### [AIM OF THE TASK]
Your answer should be a single number: the count of lines that hold the word "enfant".

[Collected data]
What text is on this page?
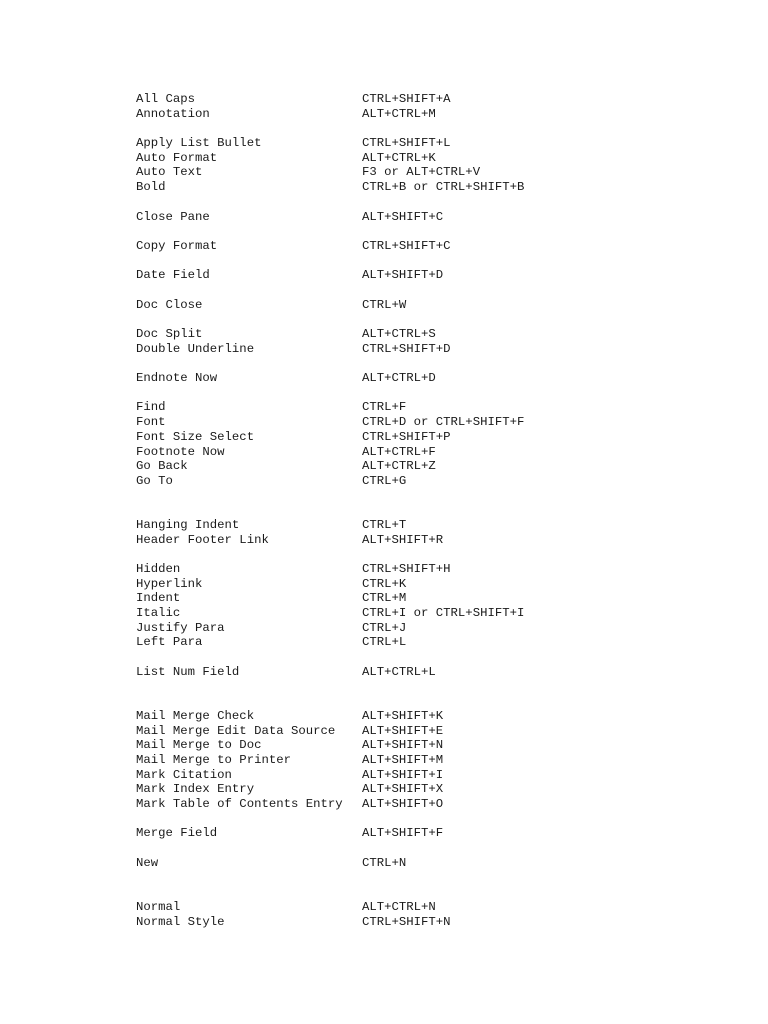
All Caps	CTRL+SHIFT+A
Annotation	ALT+CTRL+M
Apply List Bullet	CTRL+SHIFT+L
Auto Format	ALT+CTRL+K
Auto Text	F3 or ALT+CTRL+V
Bold	CTRL+B or CTRL+SHIFT+B
Close Pane	ALT+SHIFT+C
Copy Format	CTRL+SHIFT+C
Date Field	ALT+SHIFT+D
Doc Close	CTRL+W
Doc Split	ALT+CTRL+S
Double Underline	CTRL+SHIFT+D
Endnote Now	ALT+CTRL+D
Find	CTRL+F
Font	CTRL+D or CTRL+SHIFT+F
Font Size Select	CTRL+SHIFT+P
Footnote Now	ALT+CTRL+F
Go Back	ALT+CTRL+Z
Go To	CTRL+G
Hanging Indent	CTRL+T
Header Footer Link	ALT+SHIFT+R
Hidden	CTRL+SHIFT+H
Hyperlink	CTRL+K
Indent	CTRL+M
Italic	CTRL+I or CTRL+SHIFT+I
Justify Para	CTRL+J
Left Para	CTRL+L
List Num Field	ALT+CTRL+L
Mail Merge Check	ALT+SHIFT+K
Mail Merge Edit Data Source ALT+SHIFT+E
Mail Merge to Doc	ALT+SHIFT+N
Mail Merge to Printer	ALT+SHIFT+M
Mark Citation	ALT+SHIFT+I
Mark Index Entry	ALT+SHIFT+X
Mark Table of Contents Entry ALT+SHIFT+O
Merge Field	ALT+SHIFT+F
New	CTRL+N
Normal	ALT+CTRL+N
Normal Style	CTRL+SHIFT+N
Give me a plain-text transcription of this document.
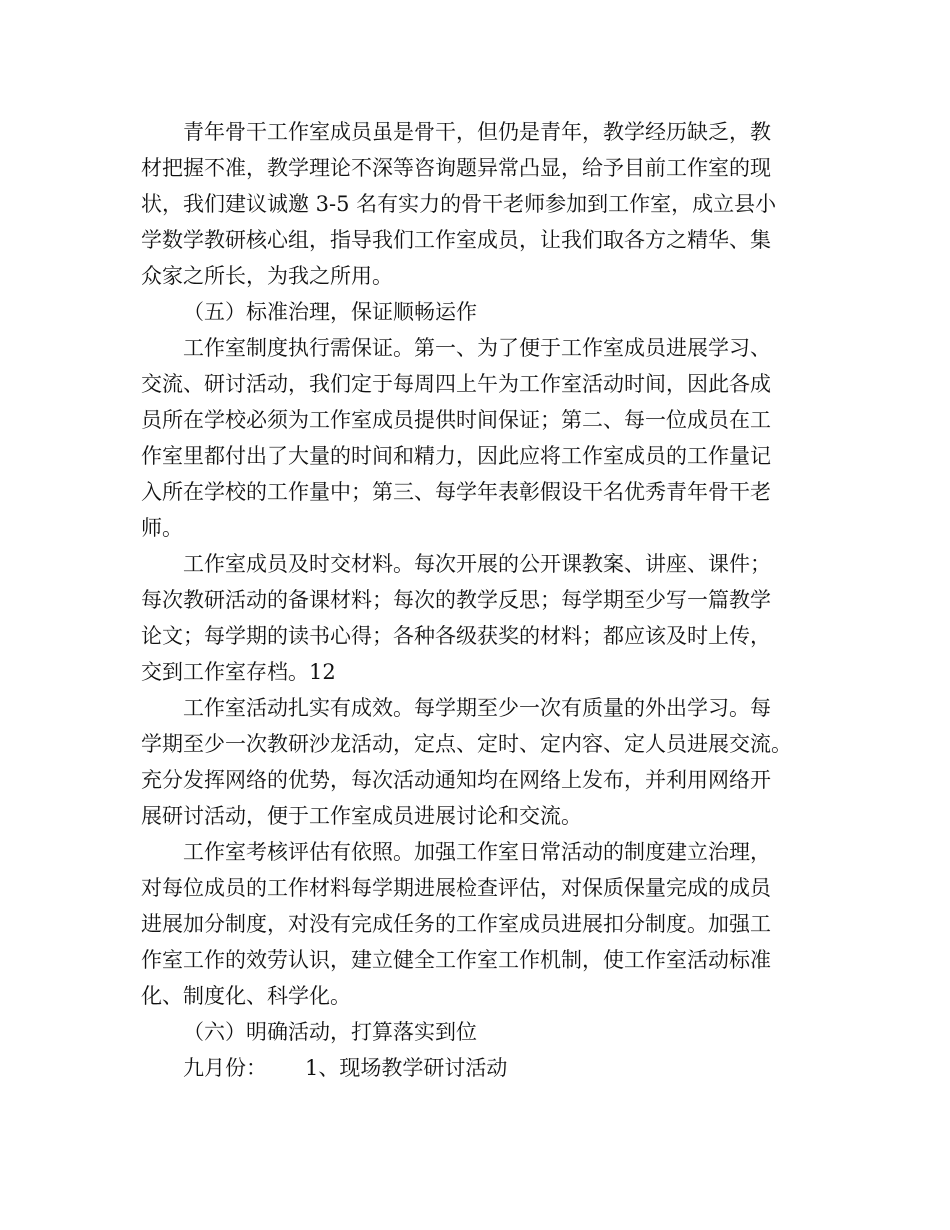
青年骨干工作室成员虽是骨干，但仍是青年，教学经历缺乏，教
材把握不准，教学理论不深等咨询题异常凸显，给予目前工作室的现
状，我们建议诚邀 3-5 名有实力的骨干老师参加到工作室，成立县小
学数学教研核心组，指导我们工作室成员，让我们取各方之精华、集
众家之所长，为我之所用。
（五）标准治理，保证顺畅运作
工作室制度执行需保证。第一、为了便于工作室成员进展学习、
交流、研讨活动，我们定于每周四上午为工作室活动时间，因此各成
员所在学校必须为工作室成员提供时间保证；第二、每一位成员在工
作室里都付出了大量的时间和精力，因此应将工作室成员的工作量记
入所在学校的工作量中；第三、每学年表彰假设干名优秀青年骨干老
师。
工作室成员及时交材料。每次开展的公开课教案、讲座、课件；
每次教研活动的备课材料；每次的教学反思；每学期至少写一篇教学
论文；每学期的读书心得；各种各级获奖的材料；都应该及时上传，
交到工作室存档。12
工作室活动扎实有成效。每学期至少一次有质量的外出学习。每
学期至少一次教研沙龙活动，定点、定时、定内容、定人员进展交流。
充分发挥网络的优势，每次活动通知均在网络上发布，并利用网络开
展研讨活动，便于工作室成员进展讨论和交流。
工作室考核评估有依照。加强工作室日常活动的制度建立治理，
对每位成员的工作材料每学期进展检查评估，对保质保量完成的成员
进展加分制度，对没有完成任务的工作室成员进展扣分制度。加强工
作室工作的效劳认识，建立健全工作室工作机制，使工作室活动标准
化、制度化、科学化。
（六）明确活动，打算落实到位
九月份： 1、现场教学研讨活动
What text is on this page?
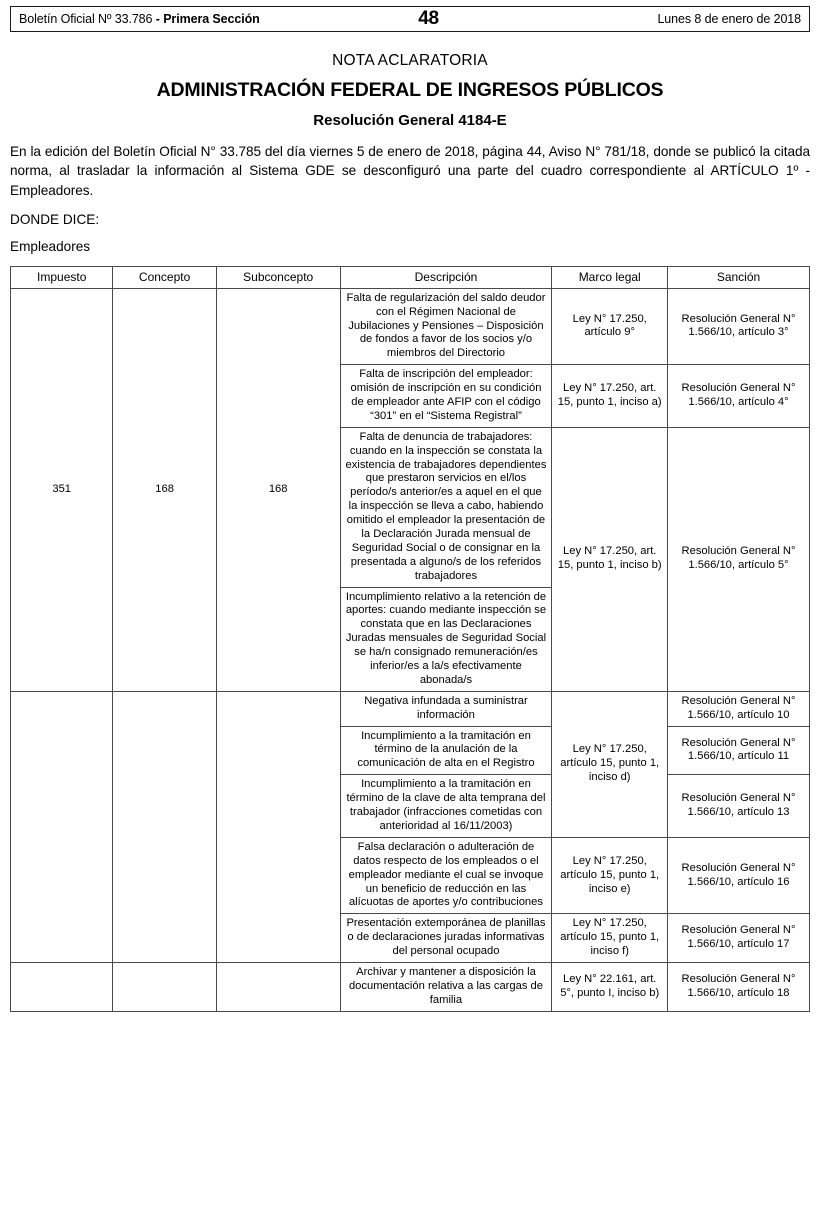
Boletín Oficial Nº 33.786 - Primera Sección	48	Lunes 8 de enero de 2018
NOTA ACLARATORIA
ADMINISTRACIÓN FEDERAL DE INGRESOS PÚBLICOS
Resolución General 4184-E
En la edición del Boletín Oficial N° 33.785 del día viernes 5 de enero de 2018, página 44, Aviso N° 781/18, donde se publicó la citada norma, al trasladar la información al Sistema GDE se desconfiguró una parte del cuadro correspondiente al ARTÍCULO 1º - Empleadores.
DONDE DICE:
Empleadores
Impuesto	Concepto	Subconcepto	Descripción	Marco legal	Sanción
351	168	168	Falta de regularización del saldo deudor con el Régimen Nacional de Jubilaciones y Pensiones – Disposición de fondos a favor de los socios y/o miembros del Directorio	Ley N° 17.250, artículo 9°	Resolución General N° 1.566/10, artículo 3°
			Falta de inscripción del empleador: omisión de inscripción en su condición de empleador ante AFIP con el código “301” en el “Sistema Registral”	Ley N° 17.250, art. 15, punto 1, inciso a)	Resolución General N° 1.566/10, artículo 4°
			Falta de denuncia de trabajadores: cuando en la inspección se constata la existencia de trabajadores dependientes que prestaron servicios en el/los período/s anterior/es a aquel en el que la inspección se lleva a cabo, habiendo omitido el empleador la presentación de la Declaración Jurada mensual de Seguridad Social o de consignar en la presentada a alguno/s de los referidos trabajadores	Ley N° 17.250, art. 15, punto 1, inciso b)	Resolución General N° 1.566/10, artículo 5°
			Incumplimiento relativo a la retención de aportes: cuando mediante inspección se constata que en las Declaraciones Juradas mensuales de Seguridad Social se ha/n consignado remuneración/es inferior/es a la/s efectivamente abonada/s		
			Negativa infundada a suministrar información	Ley N° 17.250, artículo 15, punto 1, inciso d)	Resolución General N° 1.566/10, artículo 10
			Incumplimiento a la tramitación en término de la anulación de la comunicación de alta en el Registro		Resolución General N° 1.566/10, artículo 11
			Incumplimiento a la tramitación en término de la clave de alta temprana del trabajador (infracciones cometidas con anterioridad al 16/11/2003)		Resolución General N° 1.566/10, artículo 13
			Falsa declaración o adulteración de datos respecto de los empleados o el empleador mediante el cual se invoque un beneficio de reducción en las alícuotas de aportes y/o contribuciones	Ley N° 17.250, artículo 15, punto 1, inciso e)	Resolución General N° 1.566/10, artículo 16
			Presentación extemporánea de planillas o de declaraciones juradas informativas del personal ocupado	Ley N° 17.250, artículo 15, punto 1, inciso f)	Resolución General N° 1.566/10, artículo 17
			Archivar y mantener a disposición la documentación relativa a las cargas de familia	Ley N° 22.161, art. 5°, punto I, inciso b)	Resolución General N° 1.566/10, artículo 18
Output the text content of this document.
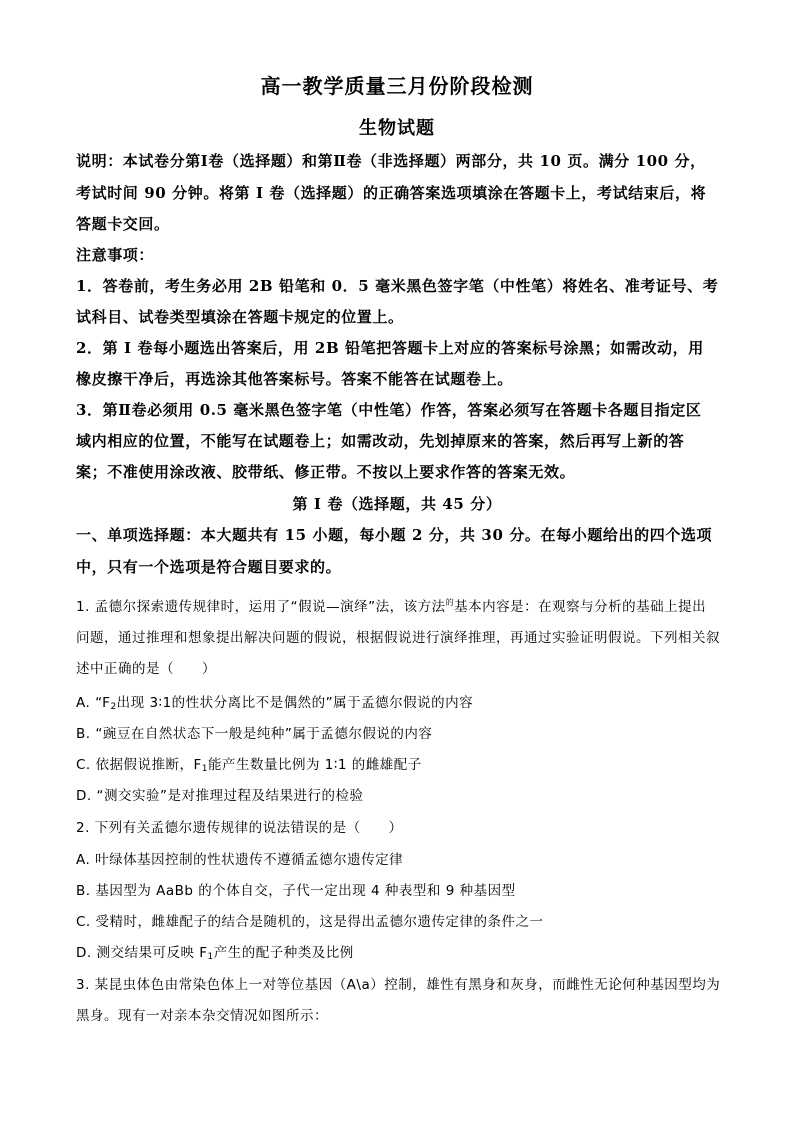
高一教学质量三月份阶段检测
生物试题
说明：本试卷分第Ⅰ卷（选择题）和第Ⅱ卷（非选择题）两部分，共 10 页。满分 100 分，
考试时间 90 分钟。将第 Ⅰ 卷（选择题）的正确答案选项填涂在答题卡上，考试结束后，将
答题卡交回。
注意事项：
1．答卷前，考生务必用 2B 铅笔和 0．5 毫米黑色签字笔（中性笔）将姓名、准考证号、考
试科目、试卷类型填涂在答题卡规定的位置上。
2．第 Ⅰ 卷每小题选出答案后，用 2B 铅笔把答题卡上对应的答案标号涂黑；如需改动，用
橡皮擦干净后，再选涂其他答案标号。答案不能答在试题卷上。
3．第Ⅱ卷必须用 0.5 毫米黑色签字笔（中性笔）作答，答案必须写在答题卡各题目指定区
域内相应的位置，不能写在试题卷上；如需改动，先划掉原来的答案，然后再写上新的答
案；不准使用涂改液、胶带纸、修正带。不按以上要求作答的答案无效。
第 Ⅰ 卷（选择题，共 45 分）
一、单项选择题：本大题共有 15 小题，每小题 2 分，共 30 分。在每小题给出的四个选项
中，只有一个选项是符合题目要求的。
1. 孟德尔探索遗传规律时，运用了“假说—演绎”法，该方法$^的$基本内容是：在观察与分析的基础上提出
问题，通过推理和想象提出解决问题的假说，根据假说进行演绎推理，再通过实验证明假说。下列相关叙
述中正确的是（　　）
A. “$F_2$出现 3∶1的性状分离比不是偶然的”属于孟德尔假说的内容
B. “豌豆在自然状态下一般是纯种”属于孟德尔假说的内容
C. 依据假说推断，$F_1$能产生数量比例为 1∶1 的雌雄配子
D. “测交实验”是对推理过程及结果进行的检验
2. 下列有关孟德尔遗传规律的说法错误的是（　　）
A. 叶绿体基因控制的性状遗传不遵循孟德尔遗传定律
B. 基因型为 AaBb 的个体自交，子代一定出现 4 种表型和 9 种基因型
C. 受精时，雌雄配子的结合是随机的，这是得出孟德尔遗传定律的条件之一
D. 测交结果可反映 $F_1$产生的配子种类及比例
3. 某昆虫体色由常染色体上一对等位基因（A\a）控制，雄性有黑身和灰身，而雌性无论何种基因型均为
黑身。现有一对亲本杂交情况如图所示：
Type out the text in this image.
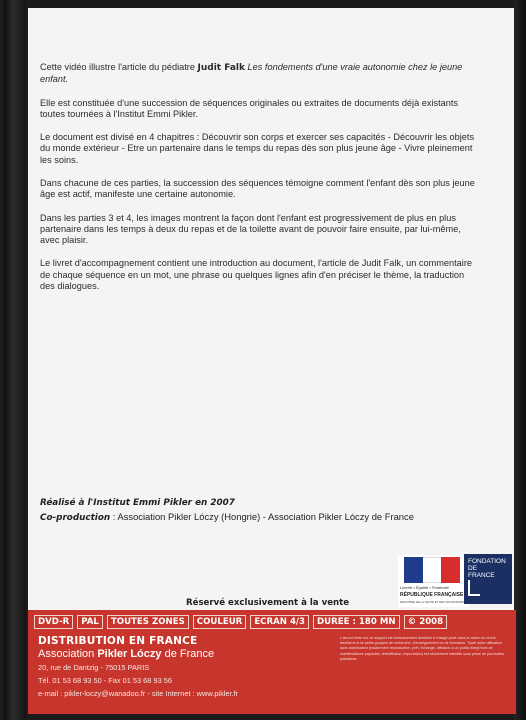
Cette vidéo illustre l'article du pédiatre Judit Falk Les fondements d'une vraie autonomie chez le jeune enfant.

Elle est constituée d'une succession de séquences originales ou extraites de documents déjà existants toutes tournées à l'Institut Emmi Pikler.

Le document est divisé en 4 chapitres : Découvrir son corps et exercer ses capacités - Découvrir les objets du monde extérieur - Etre un partenaire dans le temps du repas dès son plus jeune âge - Vivre pleinement les soins.

Dans chacune de ces parties, la succession des séquences témoigne comment l'enfant dès son plus jeune âge est actif, manifeste une certaine autonomie.

Dans les parties 3 et 4, les images montrent la façon dont l'enfant est progressivement de plus en plus partenaire dans les temps à deux du repas et de la toilette avant de pouvoir faire ensuite, par lui-même, avec plaisir.

Le livret d'accompagnement contient une introduction au document, l'article de Judit Falk, un commentaire de chaque séquence en un mot, une phrase ou quelques lignes afin d'en préciser le thème, la traduction des dialogues.

Réalisé à l'Institut Emmi Pikler en 2007
Co-production : Association Pikler Lóczy (Hongrie) - Association Pikler Lóczy de France
Liberté • Égalité • Fraternité
RÉPUBLIQUE FRANÇAISE
MINISTÈRE DE LA SANTÉ ET DES SOLIDARITÉS
FONDATION
DE
FRANCE
Réservé exclusivement à la vente
DVD-R	PAL	TOUTES ZONES	COULEUR	ECRAN 4/3	DUREE : 180 MN	© 2008
DISTRIBUTION EN FRANCE
Association Pikler Lóczy de France
20, rue de Dantzig - 75015 PARIS
Tél. 01 53 68 93 50 - Fax 01 53 68 93 56
e-mail : pikler-loczy@wanadoo.fr - site Internet : www.pikler.fr
L'œuvre fixée sur ce support est exclusivement destinée à l'usage privé dans le cadre du cercle familial et à de petits groupes de recherche, d'enseignement ou de formation. Toute autre utilisation sans autorisation (notamment reproduction, prêt, échange, diffusion à un public élargi hors de manifestations payantes, télédiffusion, importation) est strictement interdite sous peine de poursuites judiciaires.
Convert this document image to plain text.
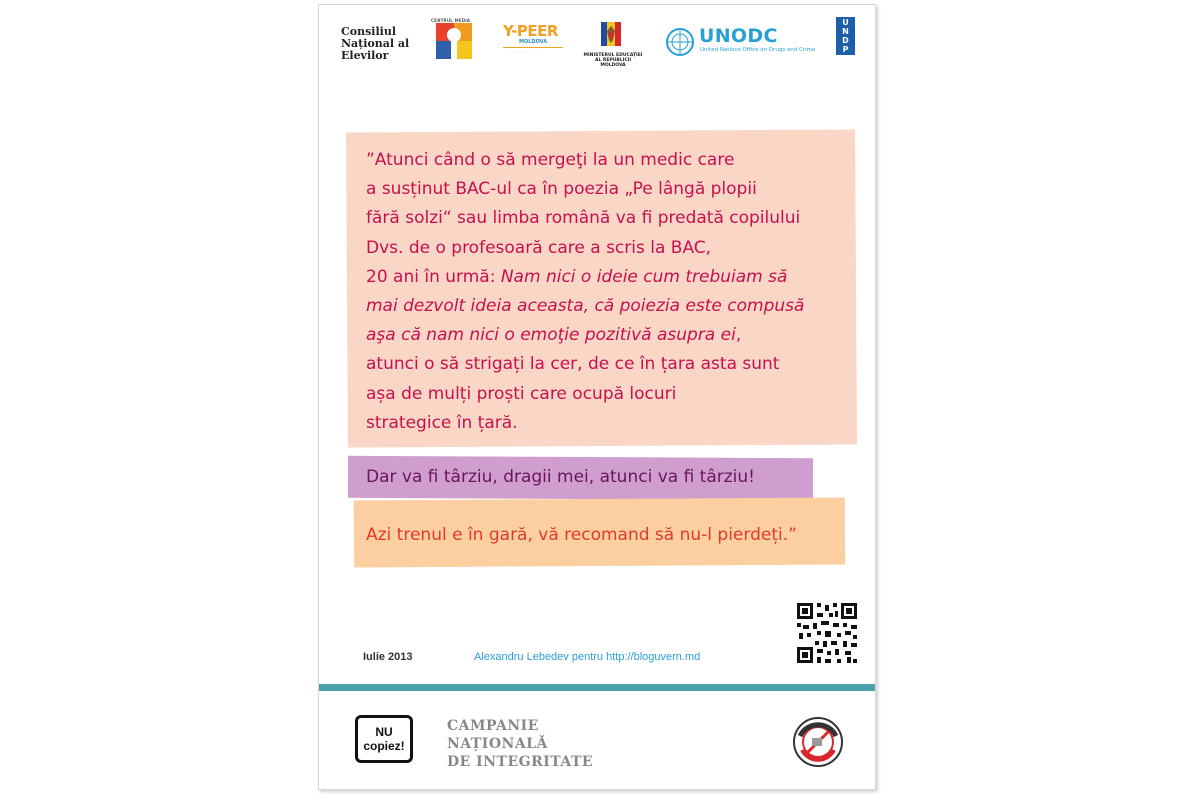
Consiliul
Național al
Elevilor
CENTRUL MEDIA
Y-PEER
MOLDOVA
· · · · · · · · · · · · · · · ·
MINISTERUL EDUCAȚIEI
AL REPUBLICII MOLDOVA
UNODC
United Nations Office on Drugs and Crime
U
N
D
P
”Atunci când o să mergeţi la un medic care
a susținut BAC-ul ca în poezia „Pe lângă plopii
fără solzi“ sau limba română va fi predată copilului
Dvs. de o profesoară care a scris la BAC,
20 ani în urmă: Nam nici o ideie cum trebuiam să
mai dezvolt ideia aceasta, că poiezia este compusă
aşa că nam nici o emoţie pozitivă asupra ei,
atunci o să strigați la cer, de ce în țara asta sunt
așa de mulți proști care ocupă locuri
strategice în țară.
Dar va fi târziu, dragii mei, atunci va fi târziu!
Azi trenul e în gară, vă recomand să nu-l pierdeți.”
Iulie 2013	Alexandru Lebedev pentru http://bloguvern.md
NU
copiez!
CAMPANIE
NAȚIONALĂ
DE INTEGRITATE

### [THE OUTPUT]
3